Data entries:
— BEGIN —

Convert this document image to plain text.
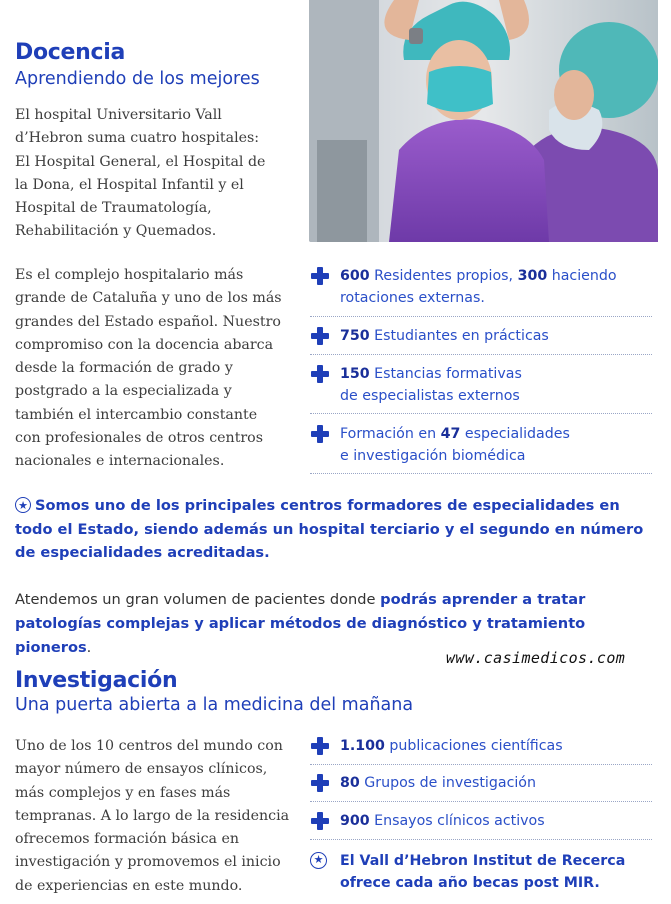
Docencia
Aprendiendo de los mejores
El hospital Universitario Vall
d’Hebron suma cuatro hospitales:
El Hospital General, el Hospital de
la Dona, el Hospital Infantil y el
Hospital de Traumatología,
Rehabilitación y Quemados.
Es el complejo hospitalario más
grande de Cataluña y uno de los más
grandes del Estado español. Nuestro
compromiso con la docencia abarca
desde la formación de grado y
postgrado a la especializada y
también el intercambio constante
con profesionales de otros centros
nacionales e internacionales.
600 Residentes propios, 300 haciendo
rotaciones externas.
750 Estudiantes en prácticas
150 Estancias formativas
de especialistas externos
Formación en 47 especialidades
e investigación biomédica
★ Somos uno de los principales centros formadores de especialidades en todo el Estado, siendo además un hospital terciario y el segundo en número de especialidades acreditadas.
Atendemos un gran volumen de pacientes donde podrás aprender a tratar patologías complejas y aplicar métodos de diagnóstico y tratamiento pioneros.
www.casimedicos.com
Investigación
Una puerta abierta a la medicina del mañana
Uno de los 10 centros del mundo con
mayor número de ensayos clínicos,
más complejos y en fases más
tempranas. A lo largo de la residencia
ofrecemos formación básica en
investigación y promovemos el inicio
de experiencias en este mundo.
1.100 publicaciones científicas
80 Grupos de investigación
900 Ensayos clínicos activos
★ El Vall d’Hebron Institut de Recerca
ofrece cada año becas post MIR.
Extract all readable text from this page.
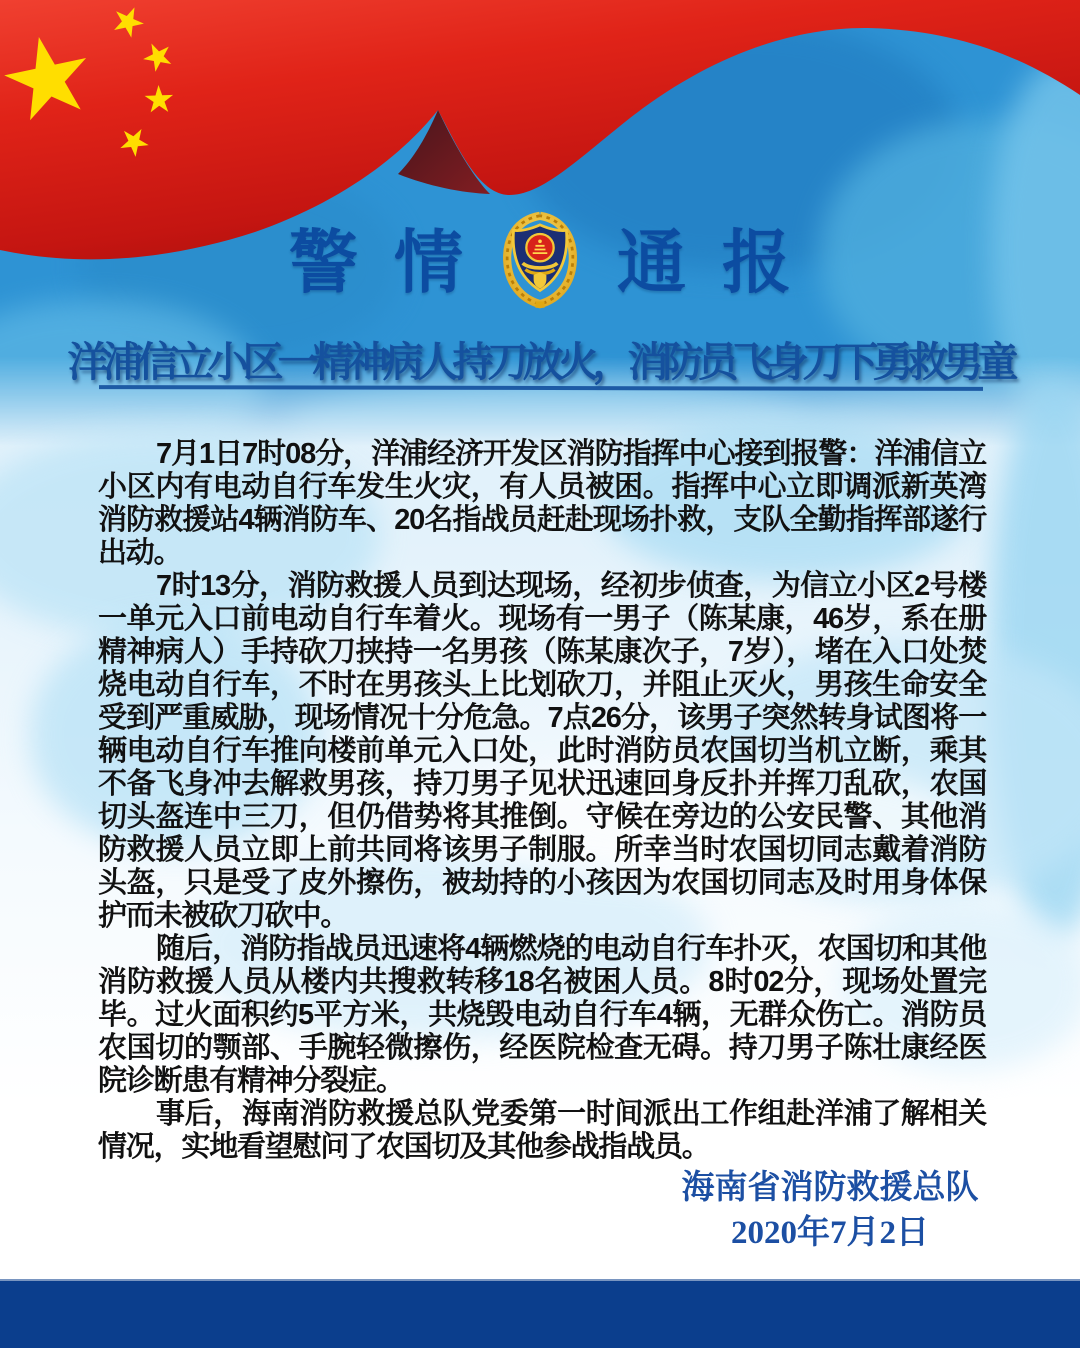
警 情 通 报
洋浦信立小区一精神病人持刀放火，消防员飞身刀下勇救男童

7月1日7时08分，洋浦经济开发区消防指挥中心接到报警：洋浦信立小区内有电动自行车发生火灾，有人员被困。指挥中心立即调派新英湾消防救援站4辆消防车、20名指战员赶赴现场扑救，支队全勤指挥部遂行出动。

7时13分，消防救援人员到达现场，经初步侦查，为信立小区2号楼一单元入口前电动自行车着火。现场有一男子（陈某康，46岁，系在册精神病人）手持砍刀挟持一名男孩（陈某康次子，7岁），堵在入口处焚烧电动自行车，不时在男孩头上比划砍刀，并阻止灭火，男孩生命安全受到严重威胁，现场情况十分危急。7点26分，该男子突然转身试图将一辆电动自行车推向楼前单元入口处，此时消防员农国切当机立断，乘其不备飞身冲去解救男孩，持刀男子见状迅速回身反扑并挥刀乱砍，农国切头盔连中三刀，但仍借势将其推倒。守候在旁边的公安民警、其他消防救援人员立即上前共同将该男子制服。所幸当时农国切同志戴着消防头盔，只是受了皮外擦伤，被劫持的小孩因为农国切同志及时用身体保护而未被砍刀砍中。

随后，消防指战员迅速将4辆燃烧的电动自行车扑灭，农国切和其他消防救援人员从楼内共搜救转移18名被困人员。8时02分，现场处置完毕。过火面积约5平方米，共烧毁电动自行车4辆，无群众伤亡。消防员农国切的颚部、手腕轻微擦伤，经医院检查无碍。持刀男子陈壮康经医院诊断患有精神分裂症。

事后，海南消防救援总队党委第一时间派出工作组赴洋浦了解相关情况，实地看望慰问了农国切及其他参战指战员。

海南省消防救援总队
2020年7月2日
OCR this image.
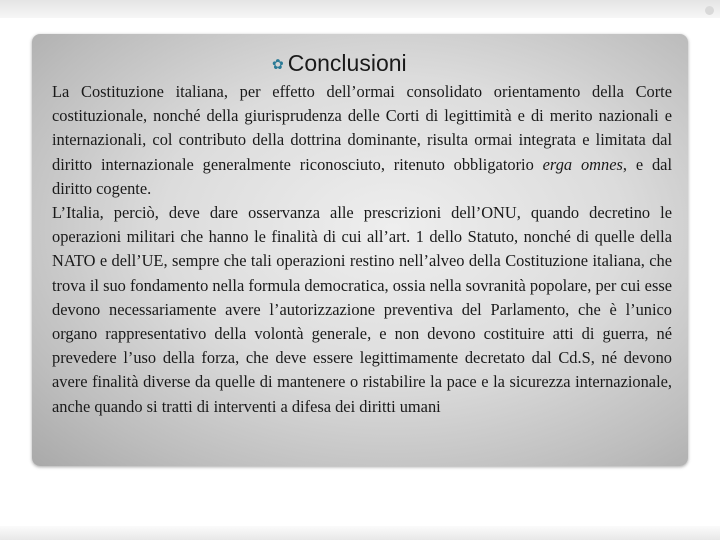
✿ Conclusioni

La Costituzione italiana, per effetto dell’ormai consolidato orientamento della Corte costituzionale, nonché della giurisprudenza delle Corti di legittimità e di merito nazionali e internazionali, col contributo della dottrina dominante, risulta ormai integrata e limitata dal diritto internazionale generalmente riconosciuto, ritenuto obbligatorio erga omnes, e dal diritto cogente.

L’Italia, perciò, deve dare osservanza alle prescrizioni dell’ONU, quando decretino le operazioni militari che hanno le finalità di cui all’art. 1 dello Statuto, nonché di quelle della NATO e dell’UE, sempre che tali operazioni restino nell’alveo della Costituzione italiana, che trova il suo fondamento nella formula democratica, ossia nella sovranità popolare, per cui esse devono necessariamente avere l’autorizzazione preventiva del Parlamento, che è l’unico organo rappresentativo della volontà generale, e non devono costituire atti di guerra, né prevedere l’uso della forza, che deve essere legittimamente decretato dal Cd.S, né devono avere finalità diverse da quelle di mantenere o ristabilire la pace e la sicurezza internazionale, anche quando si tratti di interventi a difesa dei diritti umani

— END —
— BEGIN —

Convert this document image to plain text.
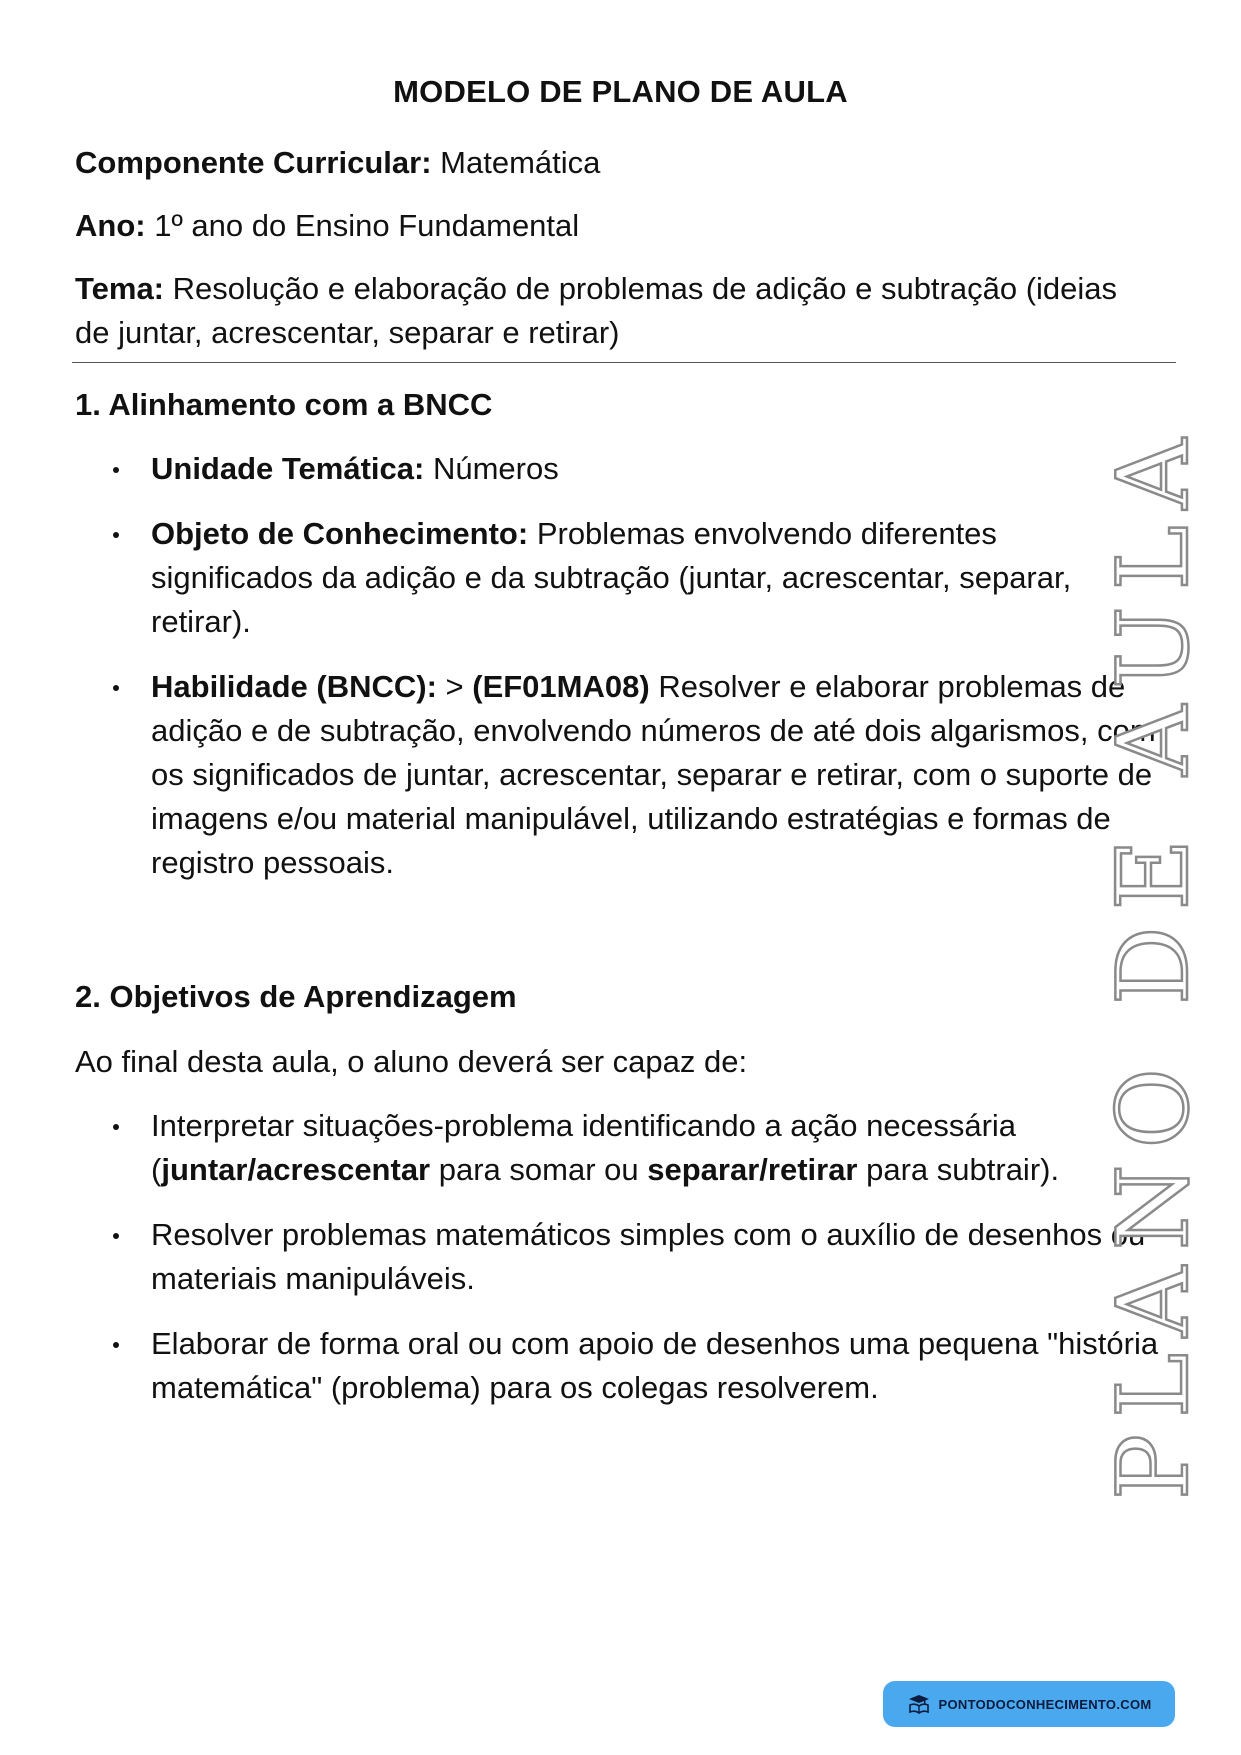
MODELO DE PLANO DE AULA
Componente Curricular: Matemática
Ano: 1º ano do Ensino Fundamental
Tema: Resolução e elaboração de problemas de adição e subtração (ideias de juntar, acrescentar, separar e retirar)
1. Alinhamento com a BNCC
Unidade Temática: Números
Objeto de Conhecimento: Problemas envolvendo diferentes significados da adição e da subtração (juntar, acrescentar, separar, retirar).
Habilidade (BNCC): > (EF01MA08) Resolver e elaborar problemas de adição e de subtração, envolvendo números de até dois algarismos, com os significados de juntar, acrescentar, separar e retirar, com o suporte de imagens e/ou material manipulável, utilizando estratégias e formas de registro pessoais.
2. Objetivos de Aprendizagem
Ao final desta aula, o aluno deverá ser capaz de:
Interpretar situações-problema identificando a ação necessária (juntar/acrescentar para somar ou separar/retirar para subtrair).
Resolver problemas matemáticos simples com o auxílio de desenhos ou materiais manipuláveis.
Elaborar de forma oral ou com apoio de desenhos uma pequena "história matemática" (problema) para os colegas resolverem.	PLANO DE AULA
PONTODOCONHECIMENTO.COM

— END —

Objective:
Select all lines in the listing above where the word "acrescentar" appears, and show them.

Exercise response:
Tema: Resolução e elaboração de problemas de adição e subtração (ideias de juntar, acrescentar, separar e retirar)
Objeto de Conhecimento: Problemas envolvendo diferentes significados da adição e da subtração (juntar, acrescentar, separar, retirar).
Habilidade (BNCC): > (EF01MA08) Resolver e elaborar problemas de adição e de subtração, envolvendo números de até dois algarismos, com os significados de juntar, acrescentar, separar e retirar, com o suporte de imagens e/ou material manipulável, utilizando estratégias e formas de registro pessoais.
Interpretar situações-problema identificando a ação necessária (juntar/acrescentar para somar ou separar/retirar para subtrair).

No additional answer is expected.